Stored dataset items
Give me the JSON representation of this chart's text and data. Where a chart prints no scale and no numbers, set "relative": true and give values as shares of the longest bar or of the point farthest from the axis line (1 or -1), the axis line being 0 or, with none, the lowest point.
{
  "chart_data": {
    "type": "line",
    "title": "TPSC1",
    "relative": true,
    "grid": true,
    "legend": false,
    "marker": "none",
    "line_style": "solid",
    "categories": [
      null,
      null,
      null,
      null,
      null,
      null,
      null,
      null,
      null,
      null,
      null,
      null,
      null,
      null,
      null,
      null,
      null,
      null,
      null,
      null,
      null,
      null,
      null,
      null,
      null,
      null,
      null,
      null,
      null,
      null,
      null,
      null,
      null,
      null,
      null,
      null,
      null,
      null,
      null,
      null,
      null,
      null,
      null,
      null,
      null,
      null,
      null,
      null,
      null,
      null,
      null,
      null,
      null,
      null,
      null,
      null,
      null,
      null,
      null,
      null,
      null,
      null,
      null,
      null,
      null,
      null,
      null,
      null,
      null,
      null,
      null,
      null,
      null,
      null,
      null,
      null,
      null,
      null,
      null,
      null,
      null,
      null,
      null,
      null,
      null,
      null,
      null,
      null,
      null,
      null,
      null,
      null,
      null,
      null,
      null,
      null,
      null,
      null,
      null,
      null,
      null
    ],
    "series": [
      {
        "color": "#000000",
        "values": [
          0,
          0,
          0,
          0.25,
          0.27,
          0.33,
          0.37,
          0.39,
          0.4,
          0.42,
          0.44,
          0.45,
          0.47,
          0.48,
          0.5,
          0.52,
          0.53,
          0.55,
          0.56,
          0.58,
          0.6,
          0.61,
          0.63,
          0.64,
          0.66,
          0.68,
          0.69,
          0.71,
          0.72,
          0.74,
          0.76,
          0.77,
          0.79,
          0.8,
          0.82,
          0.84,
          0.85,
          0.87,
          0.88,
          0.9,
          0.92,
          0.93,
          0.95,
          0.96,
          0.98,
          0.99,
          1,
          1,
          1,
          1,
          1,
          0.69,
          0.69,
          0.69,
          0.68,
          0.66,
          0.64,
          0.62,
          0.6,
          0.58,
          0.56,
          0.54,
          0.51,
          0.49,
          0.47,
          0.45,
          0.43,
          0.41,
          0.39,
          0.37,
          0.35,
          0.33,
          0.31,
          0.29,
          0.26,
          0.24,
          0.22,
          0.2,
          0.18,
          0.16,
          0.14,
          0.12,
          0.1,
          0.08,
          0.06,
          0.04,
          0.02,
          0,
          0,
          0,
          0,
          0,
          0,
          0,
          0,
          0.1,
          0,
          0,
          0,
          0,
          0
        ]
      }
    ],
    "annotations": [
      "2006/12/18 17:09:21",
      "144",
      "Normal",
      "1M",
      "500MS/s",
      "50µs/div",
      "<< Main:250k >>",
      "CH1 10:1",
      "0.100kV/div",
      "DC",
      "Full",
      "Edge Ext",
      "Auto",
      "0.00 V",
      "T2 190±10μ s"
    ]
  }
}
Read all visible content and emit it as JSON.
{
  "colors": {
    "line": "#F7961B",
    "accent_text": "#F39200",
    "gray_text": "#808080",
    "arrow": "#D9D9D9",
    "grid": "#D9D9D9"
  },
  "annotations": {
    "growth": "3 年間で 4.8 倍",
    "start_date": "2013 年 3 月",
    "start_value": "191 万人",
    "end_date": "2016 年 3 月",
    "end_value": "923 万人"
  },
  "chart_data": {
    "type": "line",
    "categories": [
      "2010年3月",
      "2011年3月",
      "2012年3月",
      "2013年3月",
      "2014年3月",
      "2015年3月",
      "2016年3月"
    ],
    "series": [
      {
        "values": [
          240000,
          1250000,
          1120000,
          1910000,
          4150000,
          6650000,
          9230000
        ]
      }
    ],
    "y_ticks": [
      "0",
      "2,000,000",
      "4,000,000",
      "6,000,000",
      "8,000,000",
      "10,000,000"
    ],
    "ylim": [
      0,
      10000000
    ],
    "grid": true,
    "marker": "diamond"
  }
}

> [AIM OF THE TASK]: For this exercise, please retype exactly the lines in the listing from the line with "Read all visible content and emit it as JSON." through its last line, both ends included.

> [SOLUTION]:
Read all visible content and emit it as JSON.
{
  "colors": {
    "line": "#F7961B",
    "accent_text": "#F39200",
    "gray_text": "#808080",
    "arrow": "#D9D9D9",
    "grid": "#D9D9D9"
  },
  "annotations": {
    "growth": "3 年間で 4.8 倍",
    "start_date": "2013 年 3 月",
    "start_value": "191 万人",
    "end_date": "2016 年 3 月",
    "end_value": "923 万人"
  },
  "chart_data": {
    "type": "line",
    "categories": [
      "2010年3月",
      "2011年3月",
      "2012年3月",
      "2013年3月",
      "2014年3月",
      "2015年3月",
      "2016年3月"
    ],
    "series": [
      {
        "values": [
          240000,
          1250000,
          1120000,
          1910000,
          4150000,
          6650000,
          9230000
        ]
      }
    ],
    "y_ticks": [
      "0",
      "2,000,000",
      "4,000,000",
      "6,000,000",
      "8,000,000",
      "10,000,000"
    ],
    "ylim": [
      0,
      10000000
    ],
    "grid": true,
    "marker": "diamond"
  }
}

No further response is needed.